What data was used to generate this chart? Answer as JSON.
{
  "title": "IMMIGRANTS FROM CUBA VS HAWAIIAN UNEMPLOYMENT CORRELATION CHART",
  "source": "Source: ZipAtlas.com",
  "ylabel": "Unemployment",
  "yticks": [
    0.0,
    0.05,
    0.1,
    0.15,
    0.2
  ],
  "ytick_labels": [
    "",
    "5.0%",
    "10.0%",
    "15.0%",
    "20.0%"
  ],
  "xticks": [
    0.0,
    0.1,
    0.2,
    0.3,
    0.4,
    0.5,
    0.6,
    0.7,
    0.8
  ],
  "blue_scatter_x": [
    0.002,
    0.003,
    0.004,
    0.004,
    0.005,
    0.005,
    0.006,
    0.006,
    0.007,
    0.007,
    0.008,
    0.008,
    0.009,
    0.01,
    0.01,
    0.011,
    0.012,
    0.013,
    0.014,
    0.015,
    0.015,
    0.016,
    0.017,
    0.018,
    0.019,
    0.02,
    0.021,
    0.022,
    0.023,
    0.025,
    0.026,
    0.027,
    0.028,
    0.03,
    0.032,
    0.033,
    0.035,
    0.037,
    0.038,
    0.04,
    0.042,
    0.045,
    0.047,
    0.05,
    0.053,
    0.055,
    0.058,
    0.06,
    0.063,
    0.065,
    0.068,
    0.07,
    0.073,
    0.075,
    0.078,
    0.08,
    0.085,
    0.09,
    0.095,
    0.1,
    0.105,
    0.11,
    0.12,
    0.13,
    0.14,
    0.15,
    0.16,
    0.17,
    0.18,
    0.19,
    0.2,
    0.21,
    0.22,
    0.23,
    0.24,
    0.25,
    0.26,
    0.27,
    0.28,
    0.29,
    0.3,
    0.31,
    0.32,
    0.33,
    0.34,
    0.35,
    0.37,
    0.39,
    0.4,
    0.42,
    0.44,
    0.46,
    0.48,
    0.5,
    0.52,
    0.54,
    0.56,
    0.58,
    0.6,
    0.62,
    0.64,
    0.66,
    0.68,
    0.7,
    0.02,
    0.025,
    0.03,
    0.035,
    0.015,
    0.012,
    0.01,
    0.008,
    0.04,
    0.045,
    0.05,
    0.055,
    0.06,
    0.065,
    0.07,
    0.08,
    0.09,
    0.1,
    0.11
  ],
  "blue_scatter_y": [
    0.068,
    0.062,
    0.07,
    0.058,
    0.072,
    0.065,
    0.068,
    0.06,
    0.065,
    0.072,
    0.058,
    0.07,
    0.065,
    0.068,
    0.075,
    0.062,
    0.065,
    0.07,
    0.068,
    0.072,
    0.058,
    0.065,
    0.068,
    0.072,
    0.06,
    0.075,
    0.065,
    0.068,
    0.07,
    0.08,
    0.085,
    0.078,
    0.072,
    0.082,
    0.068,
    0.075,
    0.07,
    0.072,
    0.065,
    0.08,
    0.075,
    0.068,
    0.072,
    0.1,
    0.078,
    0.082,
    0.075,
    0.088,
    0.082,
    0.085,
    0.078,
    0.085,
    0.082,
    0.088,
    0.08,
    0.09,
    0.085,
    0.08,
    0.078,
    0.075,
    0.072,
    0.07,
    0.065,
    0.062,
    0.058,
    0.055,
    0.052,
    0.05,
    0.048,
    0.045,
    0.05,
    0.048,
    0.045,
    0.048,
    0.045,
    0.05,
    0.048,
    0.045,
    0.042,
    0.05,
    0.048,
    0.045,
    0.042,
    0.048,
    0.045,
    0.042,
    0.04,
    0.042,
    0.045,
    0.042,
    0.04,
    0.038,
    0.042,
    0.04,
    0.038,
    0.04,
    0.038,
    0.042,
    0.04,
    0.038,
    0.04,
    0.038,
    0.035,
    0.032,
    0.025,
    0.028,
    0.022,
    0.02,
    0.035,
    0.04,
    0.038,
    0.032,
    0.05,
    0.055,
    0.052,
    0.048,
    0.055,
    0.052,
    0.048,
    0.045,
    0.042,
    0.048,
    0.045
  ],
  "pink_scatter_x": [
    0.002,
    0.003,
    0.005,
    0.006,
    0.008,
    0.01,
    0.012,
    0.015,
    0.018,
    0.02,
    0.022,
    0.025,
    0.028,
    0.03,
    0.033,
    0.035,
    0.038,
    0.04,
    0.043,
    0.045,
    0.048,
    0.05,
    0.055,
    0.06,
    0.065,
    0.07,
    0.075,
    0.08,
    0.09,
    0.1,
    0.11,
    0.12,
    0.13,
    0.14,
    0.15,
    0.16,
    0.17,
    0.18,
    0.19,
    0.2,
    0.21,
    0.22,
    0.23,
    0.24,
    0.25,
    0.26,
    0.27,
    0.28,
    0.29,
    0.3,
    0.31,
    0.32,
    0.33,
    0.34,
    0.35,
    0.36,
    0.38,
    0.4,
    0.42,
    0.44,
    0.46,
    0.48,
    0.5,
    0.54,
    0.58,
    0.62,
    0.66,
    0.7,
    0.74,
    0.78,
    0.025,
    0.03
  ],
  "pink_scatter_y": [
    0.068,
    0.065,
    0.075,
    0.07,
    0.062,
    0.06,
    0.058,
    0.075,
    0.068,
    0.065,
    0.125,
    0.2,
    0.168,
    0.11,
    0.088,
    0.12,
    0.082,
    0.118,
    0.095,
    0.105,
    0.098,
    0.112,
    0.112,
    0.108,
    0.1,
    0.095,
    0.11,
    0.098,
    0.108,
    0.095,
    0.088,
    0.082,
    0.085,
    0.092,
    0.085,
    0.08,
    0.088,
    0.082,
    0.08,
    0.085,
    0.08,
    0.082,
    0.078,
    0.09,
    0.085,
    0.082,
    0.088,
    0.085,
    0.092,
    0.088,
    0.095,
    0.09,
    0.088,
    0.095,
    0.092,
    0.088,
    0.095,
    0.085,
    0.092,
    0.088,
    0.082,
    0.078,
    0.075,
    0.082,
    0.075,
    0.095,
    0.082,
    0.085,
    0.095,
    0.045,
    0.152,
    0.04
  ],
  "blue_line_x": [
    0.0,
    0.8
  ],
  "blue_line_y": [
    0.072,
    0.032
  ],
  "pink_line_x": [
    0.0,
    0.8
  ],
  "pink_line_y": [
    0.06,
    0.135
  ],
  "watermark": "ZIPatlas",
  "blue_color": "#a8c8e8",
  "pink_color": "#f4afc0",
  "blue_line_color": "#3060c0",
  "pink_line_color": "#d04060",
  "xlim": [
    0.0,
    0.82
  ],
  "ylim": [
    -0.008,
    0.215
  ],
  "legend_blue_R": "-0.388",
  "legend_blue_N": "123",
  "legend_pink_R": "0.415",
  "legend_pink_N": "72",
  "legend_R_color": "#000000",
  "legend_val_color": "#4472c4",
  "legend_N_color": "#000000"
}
■ ■ ■
Reproduce the whole listing word for word.

What data was used to generate this chart? Answer as JSON.
{
  "title": "IMMIGRANTS FROM CUBA VS HAWAIIAN UNEMPLOYMENT CORRELATION CHART",
  "source": "Source: ZipAtlas.com",
  "ylabel": "Unemployment",
  "yticks": [
    0.0,
    0.05,
    0.1,
    0.15,
    0.2
  ],
  "ytick_labels": [
    "",
    "5.0%",
    "10.0%",
    "15.0%",
    "20.0%"
  ],
  "xticks": [
    0.0,
    0.1,
    0.2,
    0.3,
    0.4,
    0.5,
    0.6,
    0.7,
    0.8
  ],
  "blue_scatter_x": [
    0.002,
    0.003,
    0.004,
    0.004,
    0.005,
    0.005,
    0.006,
    0.006,
    0.007,
    0.007,
    0.008,
    0.008,
    0.009,
    0.01,
    0.01,
    0.011,
    0.012,
    0.013,
    0.014,
    0.015,
    0.015,
    0.016,
    0.017,
    0.018,
    0.019,
    0.02,
    0.021,
    0.022,
    0.023,
    0.025,
    0.026,
    0.027,
    0.028,
    0.03,
    0.032,
    0.033,
    0.035,
    0.037,
    0.038,
    0.04,
    0.042,
    0.045,
    0.047,
    0.05,
    0.053,
    0.055,
    0.058,
    0.06,
    0.063,
    0.065,
    0.068,
    0.07,
    0.073,
    0.075,
    0.078,
    0.08,
    0.085,
    0.09,
    0.095,
    0.1,
    0.105,
    0.11,
    0.12,
    0.13,
    0.14,
    0.15,
    0.16,
    0.17,
    0.18,
    0.19,
    0.2,
    0.21,
    0.22,
    0.23,
    0.24,
    0.25,
    0.26,
    0.27,
    0.28,
    0.29,
    0.3,
    0.31,
    0.32,
    0.33,
    0.34,
    0.35,
    0.37,
    0.39,
    0.4,
    0.42,
    0.44,
    0.46,
    0.48,
    0.5,
    0.52,
    0.54,
    0.56,
    0.58,
    0.6,
    0.62,
    0.64,
    0.66,
    0.68,
    0.7,
    0.02,
    0.025,
    0.03,
    0.035,
    0.015,
    0.012,
    0.01,
    0.008,
    0.04,
    0.045,
    0.05,
    0.055,
    0.06,
    0.065,
    0.07,
    0.08,
    0.09,
    0.1,
    0.11
  ],
  "blue_scatter_y": [
    0.068,
    0.062,
    0.07,
    0.058,
    0.072,
    0.065,
    0.068,
    0.06,
    0.065,
    0.072,
    0.058,
    0.07,
    0.065,
    0.068,
    0.075,
    0.062,
    0.065,
    0.07,
    0.068,
    0.072,
    0.058,
    0.065,
    0.068,
    0.072,
    0.06,
    0.075,
    0.065,
    0.068,
    0.07,
    0.08,
    0.085,
    0.078,
    0.072,
    0.082,
    0.068,
    0.075,
    0.07,
    0.072,
    0.065,
    0.08,
    0.075,
    0.068,
    0.072,
    0.1,
    0.078,
    0.082,
    0.075,
    0.088,
    0.082,
    0.085,
    0.078,
    0.085,
    0.082,
    0.088,
    0.08,
    0.09,
    0.085,
    0.08,
    0.078,
    0.075,
    0.072,
    0.07,
    0.065,
    0.062,
    0.058,
    0.055,
    0.052,
    0.05,
    0.048,
    0.045,
    0.05,
    0.048,
    0.045,
    0.048,
    0.045,
    0.05,
    0.048,
    0.045,
    0.042,
    0.05,
    0.048,
    0.045,
    0.042,
    0.048,
    0.045,
    0.042,
    0.04,
    0.042,
    0.045,
    0.042,
    0.04,
    0.038,
    0.042,
    0.04,
    0.038,
    0.04,
    0.038,
    0.042,
    0.04,
    0.038,
    0.04,
    0.038,
    0.035,
    0.032,
    0.025,
    0.028,
    0.022,
    0.02,
    0.035,
    0.04,
    0.038,
    0.032,
    0.05,
    0.055,
    0.052,
    0.048,
    0.055,
    0.052,
    0.048,
    0.045,
    0.042,
    0.048,
    0.045
  ],
  "pink_scatter_x": [
    0.002,
    0.003,
    0.005,
    0.006,
    0.008,
    0.01,
    0.012,
    0.015,
    0.018,
    0.02,
    0.022,
    0.025,
    0.028,
    0.03,
    0.033,
    0.035,
    0.038,
    0.04,
    0.043,
    0.045,
    0.048,
    0.05,
    0.055,
    0.06,
    0.065,
    0.07,
    0.075,
    0.08,
    0.09,
    0.1,
    0.11,
    0.12,
    0.13,
    0.14,
    0.15,
    0.16,
    0.17,
    0.18,
    0.19,
    0.2,
    0.21,
    0.22,
    0.23,
    0.24,
    0.25,
    0.26,
    0.27,
    0.28,
    0.29,
    0.3,
    0.31,
    0.32,
    0.33,
    0.34,
    0.35,
    0.36,
    0.38,
    0.4,
    0.42,
    0.44,
    0.46,
    0.48,
    0.5,
    0.54,
    0.58,
    0.62,
    0.66,
    0.7,
    0.74,
    0.78,
    0.025,
    0.03
  ],
  "pink_scatter_y": [
    0.068,
    0.065,
    0.075,
    0.07,
    0.062,
    0.06,
    0.058,
    0.075,
    0.068,
    0.065,
    0.125,
    0.2,
    0.168,
    0.11,
    0.088,
    0.12,
    0.082,
    0.118,
    0.095,
    0.105,
    0.098,
    0.112,
    0.112,
    0.108,
    0.1,
    0.095,
    0.11,
    0.098,
    0.108,
    0.095,
    0.088,
    0.082,
    0.085,
    0.092,
    0.085,
    0.08,
    0.088,
    0.082,
    0.08,
    0.085,
    0.08,
    0.082,
    0.078,
    0.09,
    0.085,
    0.082,
    0.088,
    0.085,
    0.092,
    0.088,
    0.095,
    0.09,
    0.088,
    0.095,
    0.092,
    0.088,
    0.095,
    0.085,
    0.092,
    0.088,
    0.082,
    0.078,
    0.075,
    0.082,
    0.075,
    0.095,
    0.082,
    0.085,
    0.095,
    0.045,
    0.152,
    0.04
  ],
  "blue_line_x": [
    0.0,
    0.8
  ],
  "blue_line_y": [
    0.072,
    0.032
  ],
  "pink_line_x": [
    0.0,
    0.8
  ],
  "pink_line_y": [
    0.06,
    0.135
  ],
  "watermark": "ZIPatlas",
  "blue_color": "#a8c8e8",
  "pink_color": "#f4afc0",
  "blue_line_color": "#3060c0",
  "pink_line_color": "#d04060",
  "xlim": [
    0.0,
    0.82
  ],
  "ylim": [
    -0.008,
    0.215
  ],
  "legend_blue_R": "-0.388",
  "legend_blue_N": "123",
  "legend_pink_R": "0.415",
  "legend_pink_N": "72",
  "legend_R_color": "#000000",
  "legend_val_color": "#4472c4",
  "legend_N_color": "#000000"
}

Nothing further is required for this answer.